WHAT THE TASK REQUIRES:
Count, in the entries below, the lines in which "name" occurs. Give the number, nothing more.

# INPUT DATA start

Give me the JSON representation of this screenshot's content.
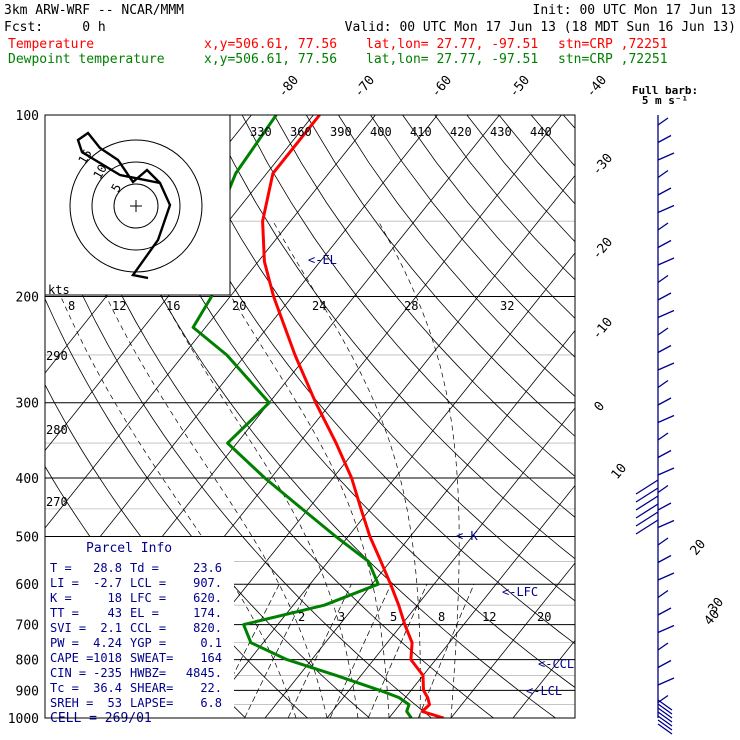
{
  "header": {
    "model": "3km ARW-WRF -- NCAR/MMM",
    "init": "Init: 00 UTC Mon 17 Jun 13",
    "fcst": "Fcst:     0 h",
    "valid": "Valid: 00 UTC Mon 17 Jun 13 (18 MDT Sun 16 Jun 13)"
  },
  "legend": [
    {
      "name": "Temperature",
      "color": "#ff0000",
      "xy": "x,y=506.61, 77.56",
      "latlon": "lat,lon= 27.77, -97.51",
      "stn": "stn=CRP ,72251"
    },
    {
      "name": "Dewpoint temperature",
      "color": "#008000",
      "xy": "x,y=506.61, 77.56",
      "latlon": "lat,lon= 27.77, -97.51",
      "stn": "stn=CRP ,72251"
    }
  ],
  "barb_legend": {
    "title": "Full barb:",
    "value": "5 m s⁻¹"
  },
  "parcel_info": {
    "title": "Parcel Info",
    "rows": [
      [
        "T  =",
        "28.8",
        "Td =",
        "23.6"
      ],
      [
        "LI =",
        "-2.7",
        "LCL =",
        "907."
      ],
      [
        "K  =",
        "18",
        "LFC =",
        "620."
      ],
      [
        "TT =",
        "43",
        "EL  =",
        "174."
      ],
      [
        "SVI =",
        "2.1",
        "CCL =",
        "820."
      ],
      [
        "PW =",
        "4.24",
        "YGP =",
        "0.1"
      ],
      [
        "CAPE =",
        "1018",
        "SWEAT=",
        "164"
      ],
      [
        "CIN =",
        "-235",
        "HWBZ=",
        "4845."
      ],
      [
        "Tc =",
        "36.4",
        "SHEAR=",
        "22."
      ],
      [
        "SREH =",
        "53",
        "LAPSE=",
        "6.8"
      ]
    ],
    "cell": "CELL = 269/01"
  },
  "level_markers": [
    "<-EL",
    "<-LFC",
    "<-CCL",
    "<-LCL",
    "<-K"
  ],
  "hodograph": {
    "unit": "kts",
    "rings": [
      "5",
      "10",
      "15"
    ]
  },
  "chart_data": {
    "type": "line",
    "title": "",
    "y_axis": {
      "label": "",
      "scale": "log-pressure",
      "ticks": [
        100,
        200,
        300,
        400,
        500,
        600,
        700,
        800,
        900,
        1000
      ],
      "range": [
        1000,
        100
      ]
    },
    "isotherm_ticks": [
      "-80",
      "-70",
      "-60",
      "-50",
      "-40",
      "-30",
      "-20",
      "-10",
      "0",
      "10",
      "20",
      "30",
      "40"
    ],
    "theta_labels": [
      "330",
      "360",
      "390",
      "400",
      "410",
      "420",
      "430",
      "440",
      "290",
      "280",
      "270"
    ],
    "mixing_ratio_labels": [
      "8",
      "12",
      "16",
      "20",
      "24",
      "28",
      "32",
      "2",
      "3",
      "5",
      "8",
      "12",
      "20"
    ],
    "series": [
      {
        "name": "Temperature",
        "color": "#ff0000",
        "points": [
          [
            1000,
            28.8
          ],
          [
            975,
            24.5
          ],
          [
            950,
            24.8
          ],
          [
            925,
            23.6
          ],
          [
            900,
            22.0
          ],
          [
            850,
            20.0
          ],
          [
            800,
            16.0
          ],
          [
            750,
            14.0
          ],
          [
            700,
            10.5
          ],
          [
            650,
            7.0
          ],
          [
            600,
            3.0
          ],
          [
            550,
            -1.5
          ],
          [
            500,
            -6.5
          ],
          [
            450,
            -11.5
          ],
          [
            400,
            -17.0
          ],
          [
            350,
            -24.0
          ],
          [
            300,
            -32.5
          ],
          [
            250,
            -42.0
          ],
          [
            200,
            -53.0
          ],
          [
            175,
            -59.0
          ],
          [
            150,
            -64.5
          ],
          [
            125,
            -69.0
          ],
          [
            100,
            -69.0
          ]
        ]
      },
      {
        "name": "Dewpoint temperature",
        "color": "#008000",
        "points": [
          [
            1000,
            23.6
          ],
          [
            975,
            22.0
          ],
          [
            950,
            21.5
          ],
          [
            925,
            19.0
          ],
          [
            900,
            15.0
          ],
          [
            850,
            6.0
          ],
          [
            800,
            -4.0
          ],
          [
            750,
            -12.0
          ],
          [
            700,
            -15.5
          ],
          [
            650,
            -5.0
          ],
          [
            600,
            1.0
          ],
          [
            550,
            -3.5
          ],
          [
            500,
            -12.0
          ],
          [
            450,
            -21.0
          ],
          [
            400,
            -31.0
          ],
          [
            350,
            -41.5
          ],
          [
            300,
            -40.0
          ],
          [
            250,
            -53.0
          ],
          [
            225,
            -62.0
          ],
          [
            200,
            -63.0
          ],
          [
            175,
            -66.0
          ],
          [
            150,
            -72.0
          ],
          [
            125,
            -75.0
          ],
          [
            100,
            -76.0
          ]
        ]
      }
    ]
  }
}
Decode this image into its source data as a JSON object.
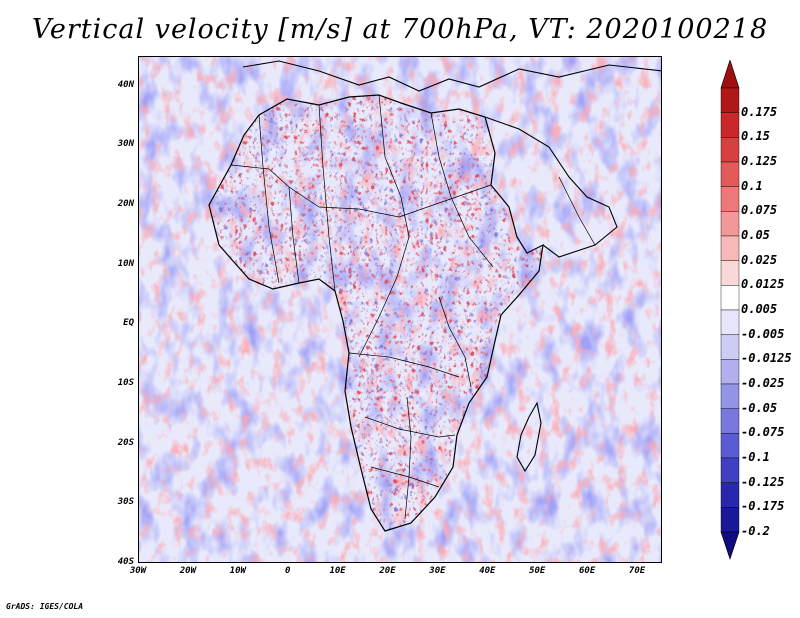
{
  "title": "Vertical velocity [m/s] at 700hPa, VT: 2020100218",
  "credit": "GrADS: IGES/COLA",
  "map": {
    "lat_range": [
      -40,
      45
    ],
    "lon_range": [
      -30,
      75
    ],
    "lat_labels": [
      "40N",
      "30N",
      "20N",
      "10N",
      "EQ",
      "10S",
      "20S",
      "30S",
      "40S"
    ],
    "lat_values": [
      40,
      30,
      20,
      10,
      0,
      -10,
      -20,
      -30,
      -40
    ],
    "lon_labels": [
      "30W",
      "20W",
      "10W",
      "0",
      "10E",
      "20E",
      "30E",
      "40E",
      "50E",
      "60E",
      "70E"
    ],
    "lon_values": [
      -30,
      -20,
      -10,
      0,
      10,
      20,
      30,
      40,
      50,
      60,
      70
    ]
  },
  "colorbar": {
    "labels": [
      "0.175",
      "0.15",
      "0.125",
      "0.1",
      "0.075",
      "0.05",
      "0.025",
      "0.0125",
      "0.005",
      "-0.005",
      "-0.0125",
      "-0.025",
      "-0.05",
      "-0.075",
      "-0.1",
      "-0.125",
      "-0.175",
      "-0.2"
    ],
    "colors": [
      "#b01818",
      "#c82828",
      "#d84040",
      "#e45a5a",
      "#ec7878",
      "#f29898",
      "#f7b8b8",
      "#fbd8d8",
      "#ffffff",
      "#e6e6fb",
      "#ccccf4",
      "#b0b0ee",
      "#9494e6",
      "#7878de",
      "#5c5cd2",
      "#4040c4",
      "#2828ae",
      "#181898"
    ],
    "top_arrow_color": "#a01010",
    "bottom_arrow_color": "#100c80"
  }
}
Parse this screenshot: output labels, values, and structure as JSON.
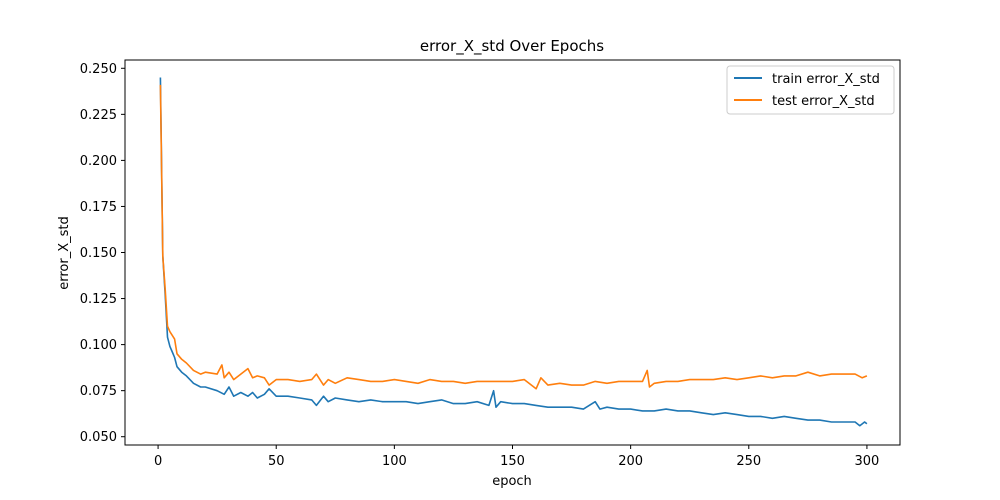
{
  "chart_data": {
    "type": "line",
    "title": "error_X_std Over Epochs",
    "xlabel": "epoch",
    "ylabel": "error_X_std",
    "xlim": [
      -14,
      314
    ],
    "ylim": [
      0.0455,
      0.2545
    ],
    "xticks": [
      0,
      50,
      100,
      150,
      200,
      250,
      300
    ],
    "xtick_labels": [
      "0",
      "50",
      "100",
      "150",
      "200",
      "250",
      "300"
    ],
    "yticks": [
      0.05,
      0.075,
      0.1,
      0.125,
      0.15,
      0.175,
      0.2,
      0.225,
      0.25
    ],
    "ytick_labels": [
      "0.050",
      "0.075",
      "0.100",
      "0.125",
      "0.150",
      "0.175",
      "0.200",
      "0.225",
      "0.250"
    ],
    "grid": false,
    "legend_position": "top-right",
    "series": [
      {
        "name": "train error_X_std",
        "color": "#1f77b4",
        "points": [
          [
            1,
            0.245
          ],
          [
            2,
            0.148
          ],
          [
            3,
            0.127
          ],
          [
            4,
            0.104
          ],
          [
            5,
            0.099
          ],
          [
            6,
            0.096
          ],
          [
            7,
            0.093
          ],
          [
            8,
            0.088
          ],
          [
            10,
            0.085
          ],
          [
            12,
            0.083
          ],
          [
            15,
            0.079
          ],
          [
            18,
            0.077
          ],
          [
            20,
            0.077
          ],
          [
            25,
            0.075
          ],
          [
            28,
            0.073
          ],
          [
            30,
            0.077
          ],
          [
            32,
            0.072
          ],
          [
            35,
            0.074
          ],
          [
            38,
            0.072
          ],
          [
            40,
            0.074
          ],
          [
            42,
            0.071
          ],
          [
            45,
            0.073
          ],
          [
            47,
            0.076
          ],
          [
            50,
            0.072
          ],
          [
            55,
            0.072
          ],
          [
            60,
            0.071
          ],
          [
            65,
            0.07
          ],
          [
            67,
            0.067
          ],
          [
            70,
            0.072
          ],
          [
            72,
            0.069
          ],
          [
            75,
            0.071
          ],
          [
            80,
            0.07
          ],
          [
            85,
            0.069
          ],
          [
            90,
            0.07
          ],
          [
            95,
            0.069
          ],
          [
            100,
            0.069
          ],
          [
            105,
            0.069
          ],
          [
            110,
            0.068
          ],
          [
            115,
            0.069
          ],
          [
            120,
            0.07
          ],
          [
            125,
            0.068
          ],
          [
            130,
            0.068
          ],
          [
            135,
            0.069
          ],
          [
            140,
            0.067
          ],
          [
            142,
            0.075
          ],
          [
            143,
            0.066
          ],
          [
            145,
            0.069
          ],
          [
            150,
            0.068
          ],
          [
            155,
            0.068
          ],
          [
            160,
            0.067
          ],
          [
            165,
            0.066
          ],
          [
            170,
            0.066
          ],
          [
            175,
            0.066
          ],
          [
            180,
            0.065
          ],
          [
            185,
            0.069
          ],
          [
            187,
            0.065
          ],
          [
            190,
            0.066
          ],
          [
            195,
            0.065
          ],
          [
            200,
            0.065
          ],
          [
            205,
            0.064
          ],
          [
            210,
            0.064
          ],
          [
            215,
            0.065
          ],
          [
            220,
            0.064
          ],
          [
            225,
            0.064
          ],
          [
            230,
            0.063
          ],
          [
            235,
            0.062
          ],
          [
            240,
            0.063
          ],
          [
            245,
            0.062
          ],
          [
            250,
            0.061
          ],
          [
            255,
            0.061
          ],
          [
            260,
            0.06
          ],
          [
            265,
            0.061
          ],
          [
            270,
            0.06
          ],
          [
            275,
            0.059
          ],
          [
            280,
            0.059
          ],
          [
            285,
            0.058
          ],
          [
            290,
            0.058
          ],
          [
            295,
            0.058
          ],
          [
            297,
            0.056
          ],
          [
            299,
            0.058
          ],
          [
            300,
            0.057
          ]
        ]
      },
      {
        "name": "test error_X_std",
        "color": "#ff7f0e",
        "points": [
          [
            1,
            0.241
          ],
          [
            2,
            0.148
          ],
          [
            3,
            0.13
          ],
          [
            4,
            0.11
          ],
          [
            5,
            0.107
          ],
          [
            6,
            0.105
          ],
          [
            7,
            0.103
          ],
          [
            8,
            0.095
          ],
          [
            10,
            0.092
          ],
          [
            12,
            0.09
          ],
          [
            15,
            0.086
          ],
          [
            18,
            0.084
          ],
          [
            20,
            0.085
          ],
          [
            25,
            0.084
          ],
          [
            27,
            0.089
          ],
          [
            28,
            0.082
          ],
          [
            30,
            0.085
          ],
          [
            32,
            0.081
          ],
          [
            35,
            0.084
          ],
          [
            38,
            0.087
          ],
          [
            40,
            0.082
          ],
          [
            42,
            0.083
          ],
          [
            45,
            0.082
          ],
          [
            47,
            0.078
          ],
          [
            50,
            0.081
          ],
          [
            55,
            0.081
          ],
          [
            60,
            0.08
          ],
          [
            65,
            0.081
          ],
          [
            67,
            0.084
          ],
          [
            70,
            0.078
          ],
          [
            72,
            0.081
          ],
          [
            75,
            0.079
          ],
          [
            80,
            0.082
          ],
          [
            85,
            0.081
          ],
          [
            90,
            0.08
          ],
          [
            95,
            0.08
          ],
          [
            100,
            0.081
          ],
          [
            105,
            0.08
          ],
          [
            110,
            0.079
          ],
          [
            115,
            0.081
          ],
          [
            120,
            0.08
          ],
          [
            125,
            0.08
          ],
          [
            130,
            0.079
          ],
          [
            135,
            0.08
          ],
          [
            140,
            0.08
          ],
          [
            145,
            0.08
          ],
          [
            150,
            0.08
          ],
          [
            155,
            0.081
          ],
          [
            160,
            0.076
          ],
          [
            162,
            0.082
          ],
          [
            165,
            0.078
          ],
          [
            170,
            0.079
          ],
          [
            175,
            0.078
          ],
          [
            180,
            0.078
          ],
          [
            185,
            0.08
          ],
          [
            190,
            0.079
          ],
          [
            195,
            0.08
          ],
          [
            200,
            0.08
          ],
          [
            205,
            0.08
          ],
          [
            207,
            0.086
          ],
          [
            208,
            0.077
          ],
          [
            210,
            0.079
          ],
          [
            215,
            0.08
          ],
          [
            220,
            0.08
          ],
          [
            225,
            0.081
          ],
          [
            230,
            0.081
          ],
          [
            235,
            0.081
          ],
          [
            240,
            0.082
          ],
          [
            245,
            0.081
          ],
          [
            250,
            0.082
          ],
          [
            255,
            0.083
          ],
          [
            260,
            0.082
          ],
          [
            265,
            0.083
          ],
          [
            270,
            0.083
          ],
          [
            275,
            0.085
          ],
          [
            280,
            0.083
          ],
          [
            285,
            0.084
          ],
          [
            290,
            0.084
          ],
          [
            295,
            0.084
          ],
          [
            298,
            0.082
          ],
          [
            300,
            0.083
          ]
        ]
      }
    ]
  }
}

# INPUT DATA end

ANSWER:
6